**TASK INSTRUCTIONS:** Exactly how many lines have the word "бойынша"? Answer with the bare number.

**PROVIDED DATA:**
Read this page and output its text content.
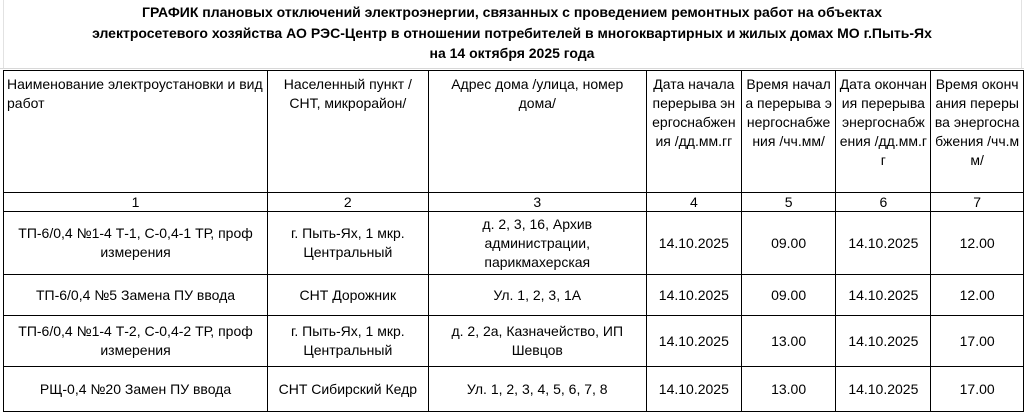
ГРАФИК плановых отключений электроэнергии, связанных с проведением ремонтных работ на объектах
электросетевого хозяйства АО РЭС-Центр в отношении потребителей в многоквартирных и жилых домах МО г.Пыть-Ях
на 14 октября 2025 года
Наименование электроустановки и вид работ	Населенный пункт /СНТ, микрорайон/	Адрес дома /улица, номер дома/	Дата начала перерыва энергоснабжения /дд.мм.гг	Время начала перерыва энергоснабжения /чч.мм/	Дата окончания перерыва энергоснабжения /дд.мм.гг	Время окончания перерыва энергоснабжения /чч.мм/

1	2	3	4	5	6	7
ТП-6/0,4 №1-4 Т-1, С-0,4-1 ТР, проф измерения	г. Пыть-Ях, 1 мкр. Центральный	д. 2, 3, 16, Архив администрации, парикмахерская	14.10.2025	09.00	14.10.2025	12.00
ТП-6/0,4 №5 Замена ПУ ввода	СНТ Дорожник	Ул. 1, 2, 3, 1А	14.10.2025	09.00	14.10.2025	12.00
ТП-6/0,4 №1-4 Т-2, С-0,4-2 ТР, проф измерения	г. Пыть-Ях, 1 мкр. Центральный	д. 2, 2а, Казначейство, ИП Шевцов	14.10.2025	13.00	14.10.2025	17.00
РЩ-0,4 №20 Замен ПУ ввода	СНТ Сибирский Кедр	Ул. 1, 2, 3, 4, 5, 6, 7, 8	14.10.2025	13.00	14.10.2025	17.00
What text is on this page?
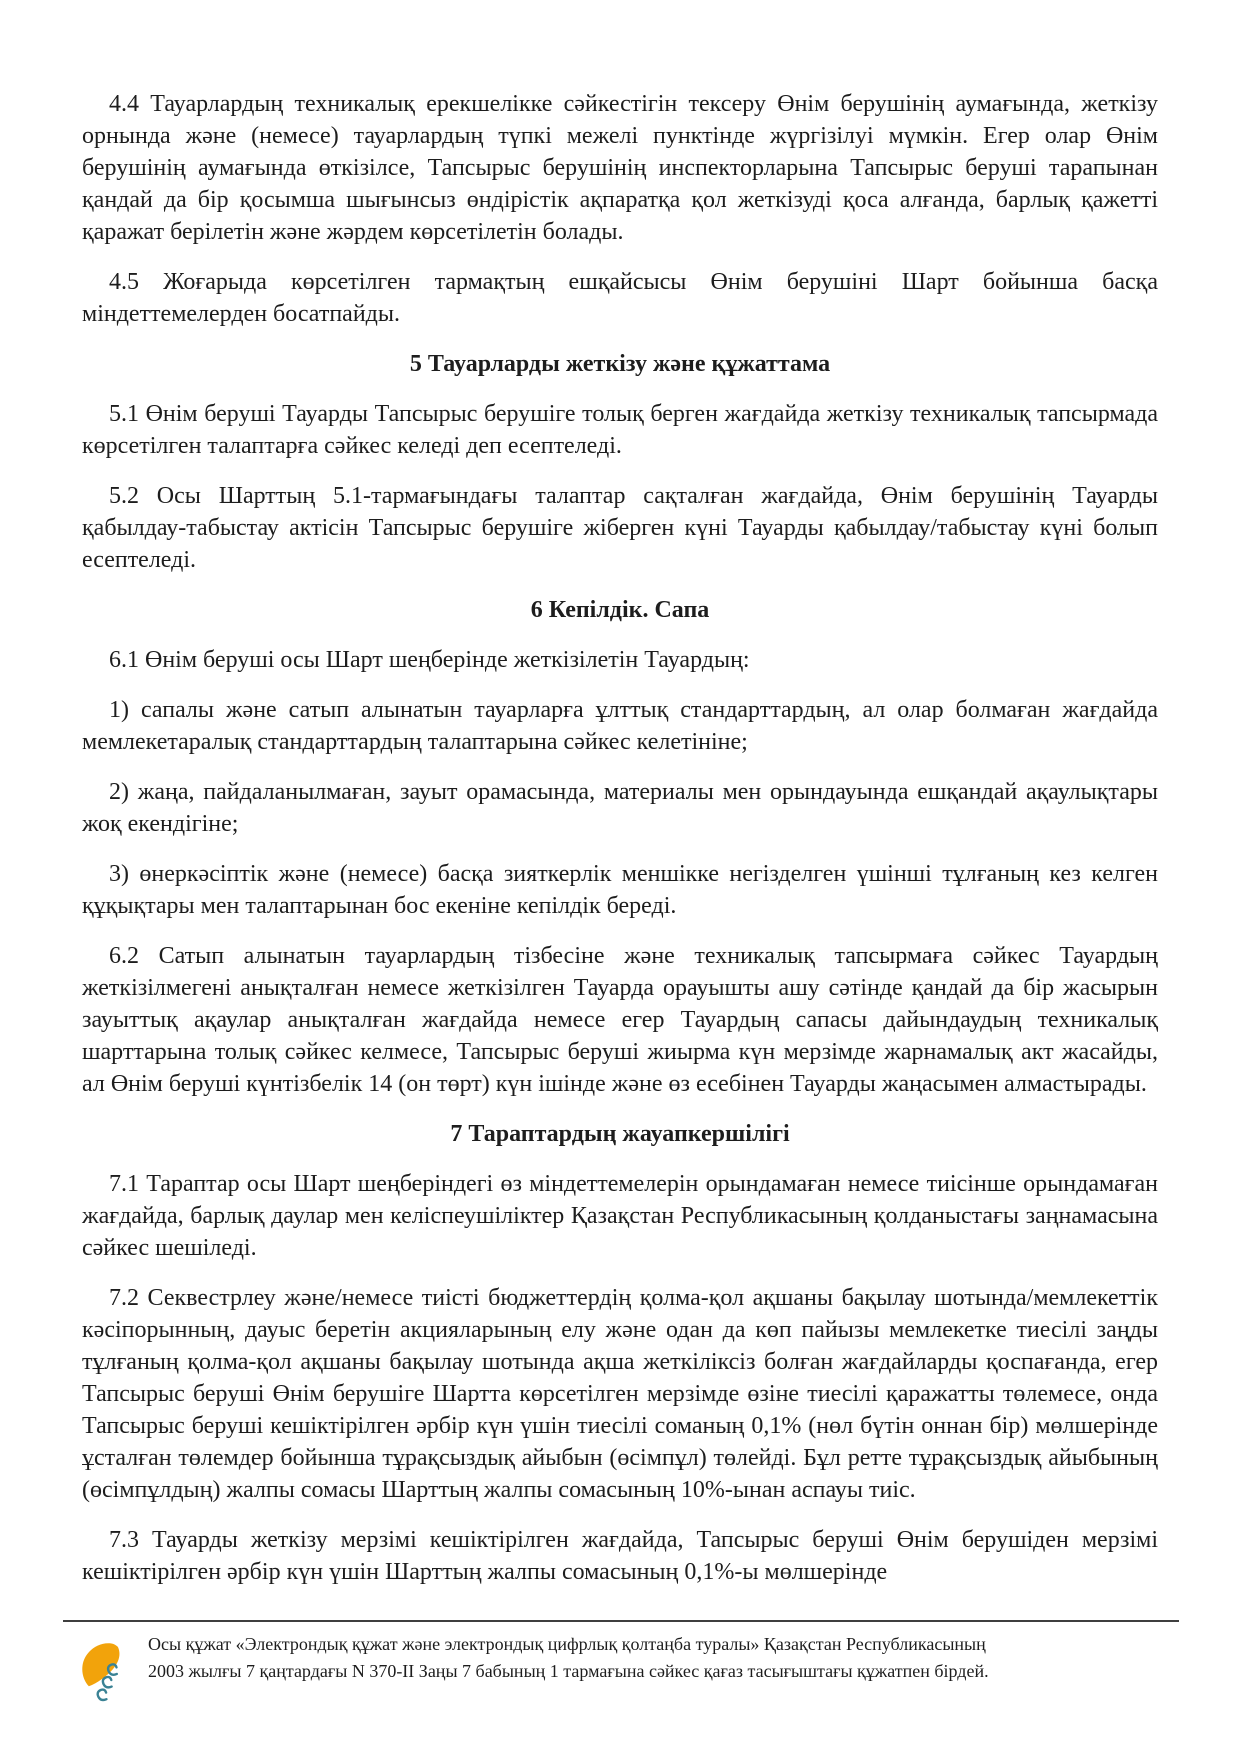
4.4 Тауарлардың техникалық ерекшелікке сәйкестігін тексеру Өнім берушінің аумағында, жеткізу орнында және (немесе) тауарлардың түпкі межелі пунктінде жүргізілуі мүмкін. Егер олар Өнім берушінің аумағында өткізілсе, Тапсырыс берушінің инспекторларына Тапсырыс беруші тарапынан қандай да бір қосымша шығынсыз өндірістік ақпаратқа қол жеткізуді қоса алғанда, барлық қажетті қаражат берілетін және жәрдем көрсетілетін болады.

4.5 Жоғарыда көрсетілген тармақтың ешқайсысы Өнім берушіні Шарт бойынша басқа міндеттемелерден босатпайды.

5 Тауарларды жеткізу және құжаттама

5.1 Өнім беруші Тауарды Тапсырыс берушіге толық берген жағдайда жеткізу техникалық тапсырмада көрсетілген талаптарға сәйкес келеді деп есептеледі.

5.2 Осы Шарттың 5.1-тармағындағы талаптар сақталған жағдайда, Өнім берушінің Тауарды қабылдау-табыстау актісін Тапсырыс берушіге жіберген күні Тауарды қабылдау/табыстау күні болып есептеледі.

6 Кепілдік. Сапа

6.1 Өнім беруші осы Шарт шеңберінде жеткізілетін Тауардың:

1) сапалы және сатып алынатын тауарларға ұлттық стандарттардың, ал олар болмаған жағдайда мемлекетаралық стандарттардың талаптарына сәйкес келетініне;

2) жаңа, пайдаланылмаған, зауыт орамасында, материалы мен орындауында ешқандай ақаулықтары жоқ екендігіне;

3) өнеркәсіптік және (немесе) басқа зияткерлік меншікке негізделген үшінші тұлғаның кез келген құқықтары мен талаптарынан бос екеніне кепілдік береді.

6.2 Сатып алынатын тауарлардың тізбесіне және техникалық тапсырмаға сәйкес Тауардың жеткізілмегені анықталған немесе жеткізілген Тауарда орауышты ашу сәтінде қандай да бір жасырын зауыттық ақаулар анықталған жағдайда немесе егер Тауардың сапасы дайындаудың техникалық шарттарына толық сәйкес келмесе, Тапсырыс беруші жиырма күн мерзімде жарнамалық акт жасайды, ал Өнім беруші күнтізбелік 14 (он төрт) күн ішінде және өз есебінен Тауарды жаңасымен алмастырады.

7 Тараптардың жауапкершілігі

7.1 Тараптар осы Шарт шеңберіндегі өз міндеттемелерін орындамаған немесе тиісінше орындамаған жағдайда, барлық даулар мен келіспеушіліктер Қазақстан Республикасының қолданыстағы заңнамасына сәйкес шешіледі.

7.2 Секвестрлеу және/немесе тиісті бюджеттердің қолма-қол ақшаны бақылау шотында/мемлекеттік кәсіпорынның, дауыс беретін акцияларының елу және одан да көп пайызы мемлекетке тиесілі заңды тұлғаның қолма-қол ақшаны бақылау шотында ақша жеткіліксіз болған жағдайларды қоспағанда, егер Тапсырыс беруші Өнім берушіге Шартта көрсетілген мерзімде өзіне тиесілі қаражатты төлемесе, онда Тапсырыс беруші кешіктірілген әрбір күн үшін тиесілі соманың 0,1% (нөл бүтін оннан бір) мөлшерінде ұсталған төлемдер бойынша тұрақсыздық айыбын (өсімпұл) төлейді. Бұл ретте тұрақсыздық айыбының (өсімпұлдың) жалпы сомасы Шарттың жалпы сомасының 10%-ынан аспауы тиіс.

7.3 Тауарды жеткізу мерзімі кешіктірілген жағдайда, Тапсырыс беруші Өнім берушіден мерзімі кешіктірілген әрбір күн үшін Шарттың жалпы сомасының 0,1%-ы мөлшерінде

Осы құжат «Электрондық құжат және электрондық цифрлық қолтаңба туралы» Қазақстан Республикасының 2003 жылғы 7 қаңтардағы N 370-II Заңы 7 бабының 1 тармағына сәйкес қағаз тасығыштағы құжатпен бірдей.
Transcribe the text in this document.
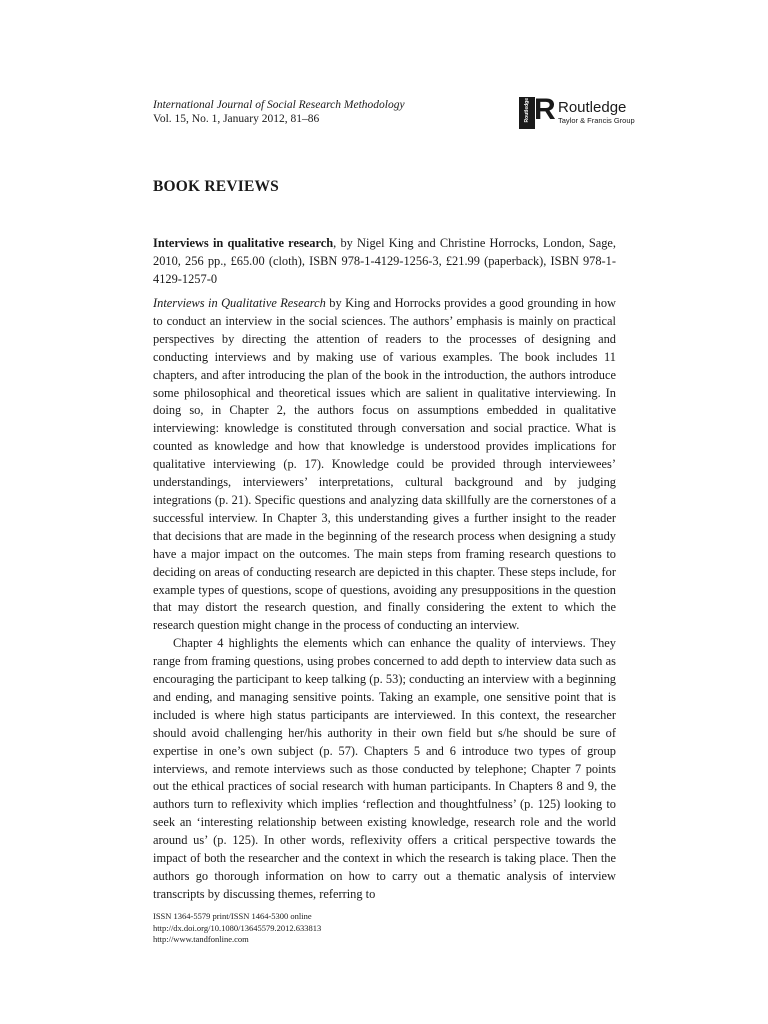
International Journal of Social Research Methodology
Vol. 15, No. 1, January 2012, 81–86	Routledge R Routledge
Taylor & Francis Group
BOOK REVIEWS
Interviews in qualitative research, by Nigel King and Christine Horrocks, London, Sage, 2010, 256 pp., £65.00 (cloth), ISBN 978-1-4129-1256-3, £21.99 (paperback), ISBN 978-1-4129-1257-0

Interviews in Qualitative Research by King and Horrocks provides a good grounding in how to conduct an interview in the social sciences. The authors’ emphasis is mainly on practical perspectives by directing the attention of readers to the processes of designing and conducting interviews and by making use of various examples. The book includes 11 chapters, and after introducing the plan of the book in the introduction, the authors introduce some philosophical and theoretical issues which are salient in qualitative interviewing. In doing so, in Chapter 2, the authors focus on assumptions embedded in qualitative interviewing: knowledge is constituted through conversation and social practice. What is counted as knowledge and how that knowledge is understood provides implications for qualitative interviewing (p. 17). Knowledge could be provided through interviewees’ understandings, interviewers’ interpretations, cultural background and by judging integrations (p. 21). Specific questions and analyzing data skillfully are the cornerstones of a successful interview. In Chapter 3, this understanding gives a further insight to the reader that decisions that are made in the beginning of the research process when designing a study have a major impact on the outcomes. The main steps from framing research questions to deciding on areas of conducting research are depicted in this chapter. These steps include, for example types of questions, scope of questions, avoiding any presuppositions in the question that may distort the research question, and finally considering the extent to which the research question might change in the process of conducting an interview.

Chapter 4 highlights the elements which can enhance the quality of interviews. They range from framing questions, using probes concerned to add depth to interview data such as encouraging the participant to keep talking (p. 53); conducting an interview with a beginning and ending, and managing sensitive points. Taking an example, one sensitive point that is included is where high status participants are interviewed. In this context, the researcher should avoid challenging her/his authority in their own field but s/he should be sure of expertise in one’s own subject (p. 57). Chapters 5 and 6 introduce two types of group interviews, and remote interviews such as those conducted by telephone; Chapter 7 points out the ethical practices of social research with human participants. In Chapters 8 and 9, the authors turn to reflexivity which implies ‘reflection and thoughtfulness’ (p. 125) looking to seek an ‘interesting relationship between existing knowledge, research role and the world around us’ (p. 125). In other words, reflexivity offers a critical perspective towards the impact of both the researcher and the context in which the research is taking place. Then the authors go thorough information on how to carry out a thematic analysis of interview transcripts by discussing themes, referring to

ISSN 1364-5579 print/ISSN 1464-5300 online
http://dx.doi.org/10.1080/13645579.2012.633813
http://www.tandfonline.com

**COMPLETE RESPONSE:** 2